[Start of Records provided]

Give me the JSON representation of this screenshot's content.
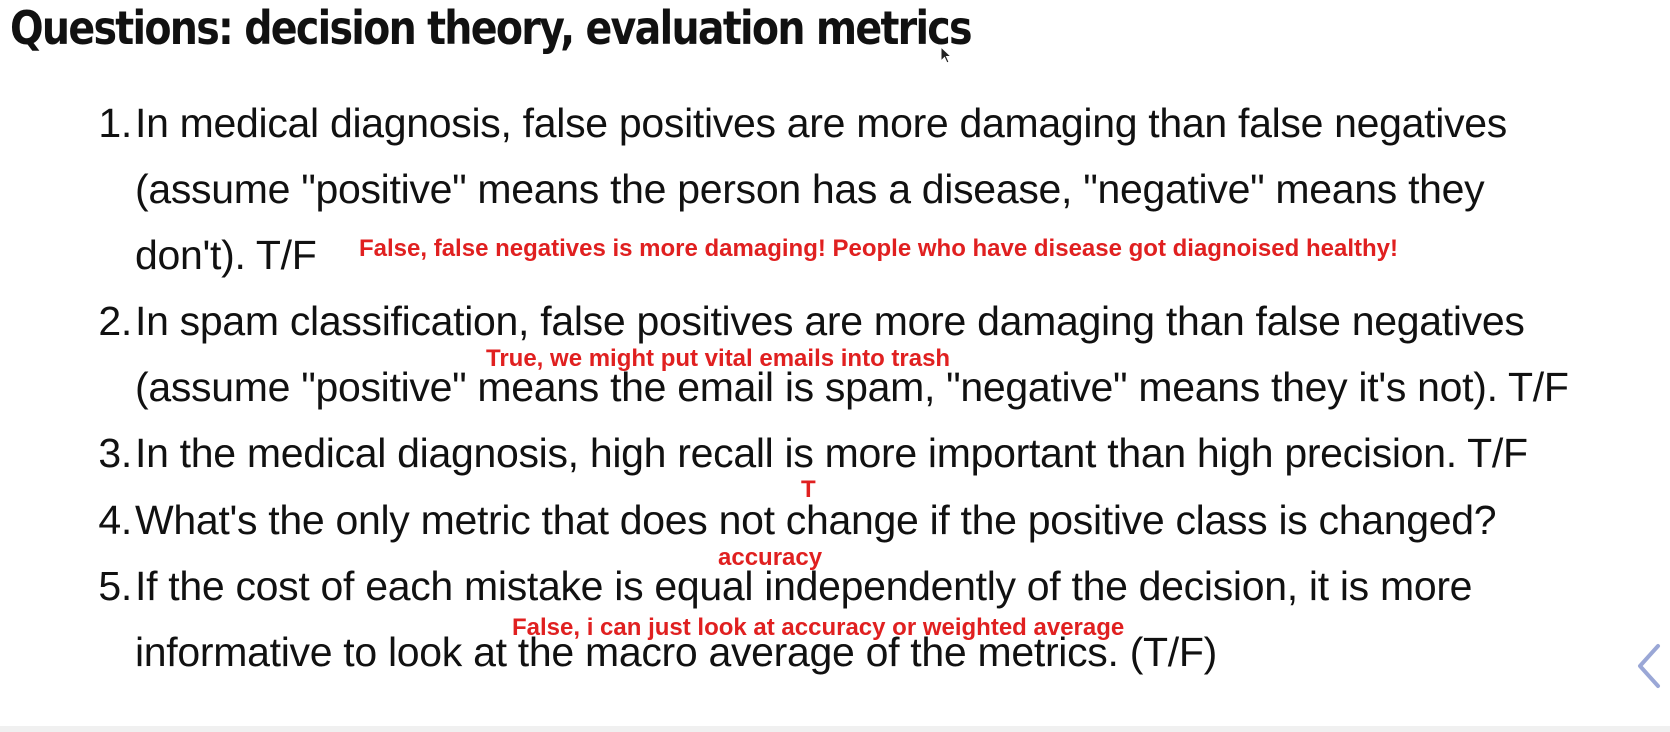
{
  "slide": {
    "title": "Questions: decision theory, evaluation metrics"
  },
  "questions": [
    {
      "number": "1.",
      "lines": [
        "In medical diagnosis, false positives are more damaging than false negatives",
        "(assume \"positive\" means the person has a disease, \"negative\" means they",
        "don't). T/F"
      ],
      "answer": "False, false negatives is more damaging! People who have disease got diagnoised healthy!"
    },
    {
      "number": "2.",
      "lines": [
        "In spam classification, false positives are more damaging than false negatives",
        "(assume \"positive\" means the email is spam, \"negative\" means they it's not). T/F"
      ],
      "answer": "True, we might put vital emails into trash"
    },
    {
      "number": "3.",
      "lines": [
        "In the medical diagnosis, high recall is more important than high precision. T/F"
      ],
      "answer": "T"
    },
    {
      "number": "4.",
      "lines": [
        "What's the only metric that does not change if the positive class is changed?"
      ],
      "answer": "accuracy"
    },
    {
      "number": "5.",
      "lines": [
        "If the cost of each mistake is equal independently of the decision, it is more",
        "informative to look at the macro average of the metrics. (T/F)"
      ],
      "answer": "False, i can just look at accuracy or weighted average"
    }
  ],
  "icons": {
    "cursor": "mouse-pointer-icon",
    "nav": "chevron-left-icon"
  },
  "colors": {
    "text": "#111111",
    "answer": "#e02020",
    "nav_arrow": "#9aa7d6"
  }
}
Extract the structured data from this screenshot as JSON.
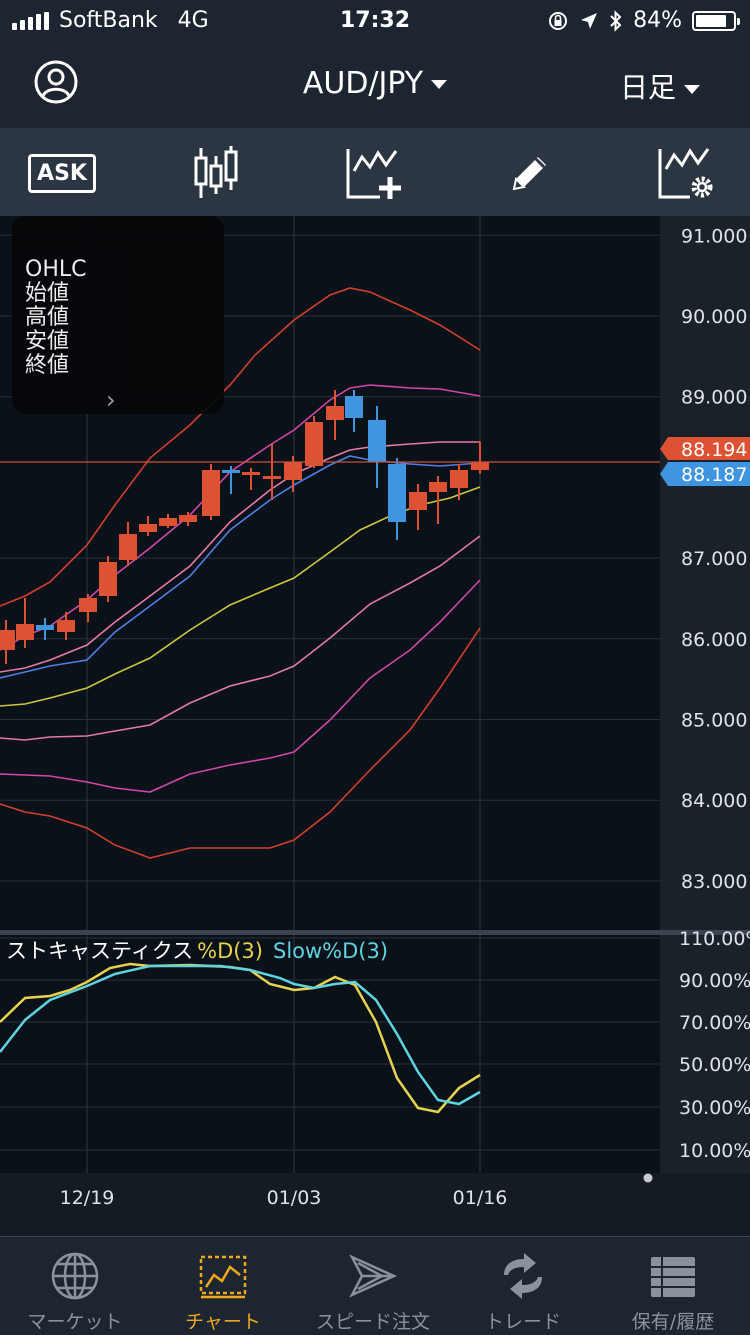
{
  "status": {
    "carrier": "SoftBank",
    "network": "4G",
    "time": "17:32",
    "battery": "84%"
  },
  "nav": {
    "pair": "AUD/JPY",
    "period": "日足"
  },
  "toolbar": {
    "ask_label": "ASK"
  },
  "ohlc": {
    "title": "OHLC",
    "open": "始値",
    "high": "高値",
    "low": "安値",
    "close": "終値"
  },
  "price_axis": {
    "ticks": [
      "91.000",
      "90.000",
      "89.000",
      "87.000",
      "86.000",
      "85.000",
      "84.000",
      "83.000"
    ],
    "last_price": "88.194",
    "bid_price": "88.187"
  },
  "indicator": {
    "name": "ストキャスティクス",
    "series1": "%D(3)",
    "series2": "Slow%D(3)",
    "ticks": [
      "110.00%",
      "90.00%",
      "70.00%",
      "50.00%",
      "30.00%",
      "10.00%"
    ]
  },
  "date_axis": {
    "labels": [
      "12/19",
      "01/03",
      "01/16"
    ]
  },
  "colors": {
    "up": "#dd5233",
    "down": "#3f95e0",
    "accent": "#f0a71c",
    "pctD": "#e6d24e",
    "slowD": "#5fd3e0"
  },
  "tabs": [
    {
      "label": "マーケット",
      "icon": "globe-icon"
    },
    {
      "label": "チャート",
      "icon": "chart-icon"
    },
    {
      "label": "スピード注文",
      "icon": "speed-order-icon"
    },
    {
      "label": "トレード",
      "icon": "trade-icon"
    },
    {
      "label": "保有/履歴",
      "icon": "holdings-icon"
    }
  ]
}
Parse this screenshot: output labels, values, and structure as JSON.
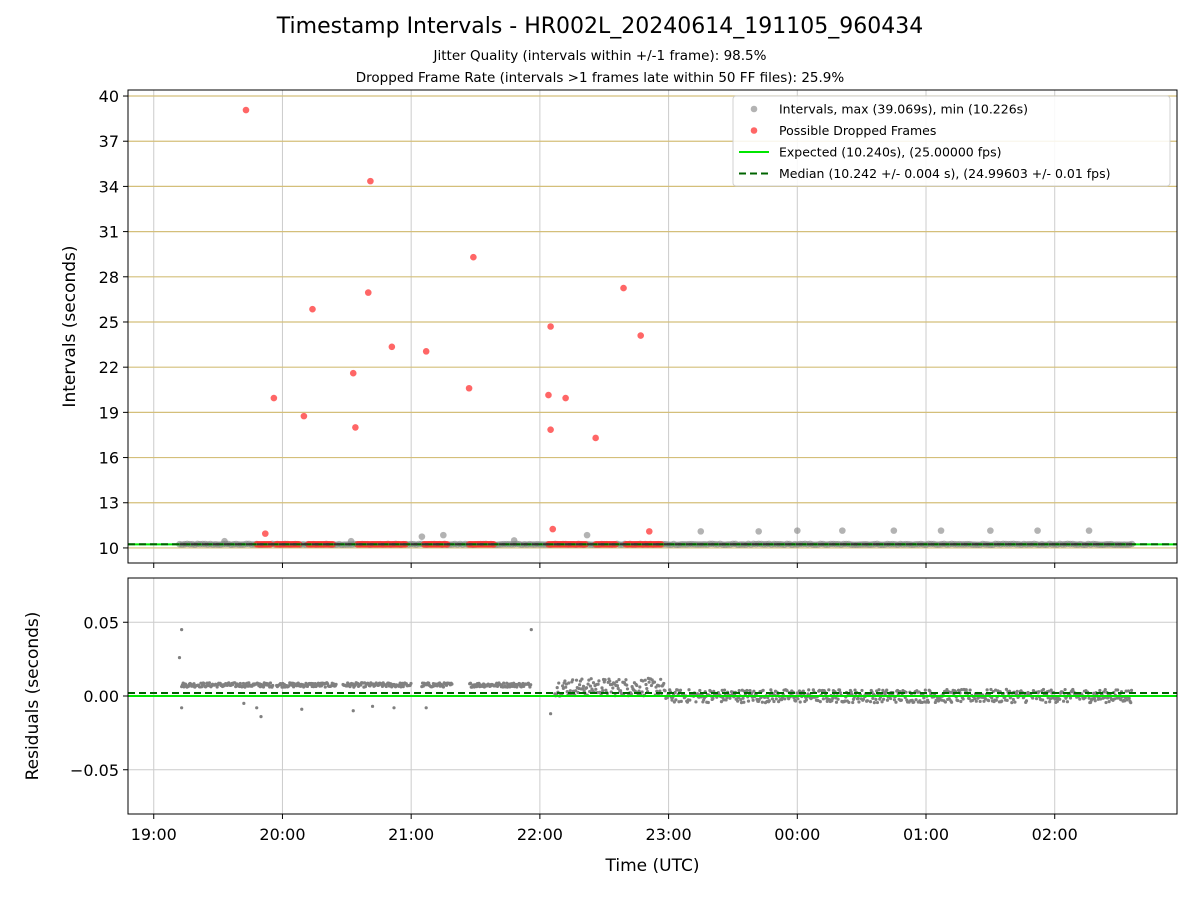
{
  "figure": {
    "title": "Timestamp Intervals - HR002L_20240614_191105_960434",
    "subtitle_1": "Jitter Quality (intervals within +/-1 frame): 98.5%",
    "subtitle_2": "Dropped Frame Rate (intervals >1 frames late within 50 FF files): 25.9%"
  },
  "colors": {
    "intervals": "#808080",
    "dropped": "#ff3333",
    "expected": "#00e600",
    "median": "#006400",
    "median_marker_line": "#333333",
    "gold_grid": "#d4bf7a",
    "grid": "#cccccc"
  },
  "chart_data": [
    {
      "type": "scatter",
      "panel": "top",
      "ylabel": "Intervals (seconds)",
      "ylim": [
        9.0,
        40.4
      ],
      "yticks": [
        10,
        13,
        16,
        19,
        22,
        25,
        28,
        31,
        34,
        37,
        40
      ],
      "xlim": [
        "19:00 -0.2h",
        "02:00 +0.95h"
      ],
      "xticks": [
        "19:00",
        "20:00",
        "21:00",
        "22:00",
        "23:00",
        "00:00",
        "01:00",
        "02:00"
      ],
      "grid": "on",
      "legend_placement": "top-right",
      "legend": [
        "Intervals, max (39.069s), min (10.226s)",
        "Possible Dropped Frames",
        "Expected (10.240s), (25.00000 fps)",
        "Median (10.242 +/- 0.004 s), (24.99603 +/- 0.01 fps)"
      ],
      "series": [
        {
          "name": "Intervals, max (39.069s), min (10.226s)",
          "kind": "scatter",
          "x_range": [
            "19:12",
            "02:36"
          ],
          "baseline_y": 10.24,
          "outliers": [
            {
              "x": "19:33",
              "y": 10.45
            },
            {
              "x": "20:32",
              "y": 10.45
            },
            {
              "x": "21:05",
              "y": 10.75
            },
            {
              "x": "21:15",
              "y": 10.85
            },
            {
              "x": "21:48",
              "y": 10.5
            },
            {
              "x": "22:22",
              "y": 10.85
            },
            {
              "x": "23:15",
              "y": 11.1
            },
            {
              "x": "23:42",
              "y": 11.1
            },
            {
              "x": "00:00",
              "y": 11.15
            },
            {
              "x": "00:21",
              "y": 11.15
            },
            {
              "x": "00:45",
              "y": 11.15
            },
            {
              "x": "01:07",
              "y": 11.15
            },
            {
              "x": "01:30",
              "y": 11.15
            },
            {
              "x": "01:52",
              "y": 11.15
            },
            {
              "x": "02:16",
              "y": 11.15
            }
          ]
        },
        {
          "name": "Possible Dropped Frames",
          "kind": "scatter",
          "points": [
            {
              "x": "19:43",
              "y": 39.07
            },
            {
              "x": "19:52",
              "y": 10.95
            },
            {
              "x": "19:56",
              "y": 19.95
            },
            {
              "x": "20:10",
              "y": 18.75
            },
            {
              "x": "20:14",
              "y": 25.85
            },
            {
              "x": "20:33",
              "y": 21.6
            },
            {
              "x": "20:34",
              "y": 18.0
            },
            {
              "x": "20:40",
              "y": 26.95
            },
            {
              "x": "20:41",
              "y": 34.35
            },
            {
              "x": "20:51",
              "y": 23.35
            },
            {
              "x": "21:07",
              "y": 23.05
            },
            {
              "x": "21:27",
              "y": 20.6
            },
            {
              "x": "21:29",
              "y": 29.3
            },
            {
              "x": "22:04",
              "y": 20.15
            },
            {
              "x": "22:05",
              "y": 17.85
            },
            {
              "x": "22:05",
              "y": 24.7
            },
            {
              "x": "22:06",
              "y": 11.25
            },
            {
              "x": "22:12",
              "y": 19.95
            },
            {
              "x": "22:26",
              "y": 17.3
            },
            {
              "x": "22:39",
              "y": 27.25
            },
            {
              "x": "22:47",
              "y": 24.1
            },
            {
              "x": "22:51",
              "y": 11.1
            }
          ],
          "bands": [
            {
              "x_from": "19:48",
              "x_to": "19:55",
              "y": 10.24
            },
            {
              "x_from": "19:57",
              "x_to": "20:08",
              "y": 10.24
            },
            {
              "x_from": "20:12",
              "x_to": "20:24",
              "y": 10.24
            },
            {
              "x_from": "20:35",
              "x_to": "20:58",
              "y": 10.24
            },
            {
              "x_from": "21:06",
              "x_to": "21:17",
              "y": 10.24
            },
            {
              "x_from": "21:27",
              "x_to": "21:39",
              "y": 10.24
            },
            {
              "x_from": "22:04",
              "x_to": "22:22",
              "y": 10.24
            },
            {
              "x_from": "22:26",
              "x_to": "22:36",
              "y": 10.24
            },
            {
              "x_from": "22:40",
              "x_to": "22:57",
              "y": 10.24
            }
          ]
        },
        {
          "name": "Expected (10.240s), (25.00000 fps)",
          "kind": "hline",
          "y": 10.24
        },
        {
          "name": "Median (10.242 +/- 0.004 s), (24.99603 +/- 0.01 fps)",
          "kind": "hline-dashed",
          "y": 10.242
        }
      ]
    },
    {
      "type": "scatter",
      "panel": "bottom",
      "ylabel": "Residuals (seconds)",
      "xlabel": "Time (UTC)",
      "ylim": [
        -0.08,
        0.08
      ],
      "yticks": [
        "−0.05",
        "0.00",
        "0.05"
      ],
      "grid": "on",
      "series": [
        {
          "name": "residuals",
          "kind": "scatter",
          "segments": [
            {
              "x_from": "19:13",
              "x_to": "21:58",
              "center": 0.0075,
              "spread": 0.0015
            },
            {
              "x_from": "22:07",
              "x_to": "22:58",
              "center": 0.006,
              "spread": 0.006
            },
            {
              "x_from": "22:58",
              "x_to": "02:36",
              "center": 0.0,
              "spread": 0.0045
            }
          ],
          "outliers": [
            {
              "x": "19:12",
              "y": 0.026
            },
            {
              "x": "19:13",
              "y": 0.045
            },
            {
              "x": "21:56",
              "y": 0.045
            },
            {
              "x": "19:13",
              "y": -0.008
            },
            {
              "x": "19:50",
              "y": -0.014
            },
            {
              "x": "19:48",
              "y": -0.008
            },
            {
              "x": "20:09",
              "y": -0.009
            },
            {
              "x": "20:33",
              "y": -0.01
            },
            {
              "x": "20:42",
              "y": -0.007
            },
            {
              "x": "20:52",
              "y": -0.008
            },
            {
              "x": "21:07",
              "y": -0.008
            },
            {
              "x": "22:05",
              "y": -0.012
            },
            {
              "x": "19:42",
              "y": -0.005
            }
          ]
        },
        {
          "name": "expected",
          "kind": "hline",
          "y": 0.0
        },
        {
          "name": "median",
          "kind": "hline-dashed",
          "y": 0.002
        }
      ]
    }
  ],
  "axes": {
    "bottom_xlabel": "Time (UTC)",
    "top_ylabel": "Intervals (seconds)",
    "bottom_ylabel": "Residuals (seconds)"
  }
}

[End of Records provided]

**Problem**
Search the entries for the word "spread", then gather every line that has it.

**Expected answer**
              "spread": 0.0015
              "spread": 0.006
              "spread": 0.0045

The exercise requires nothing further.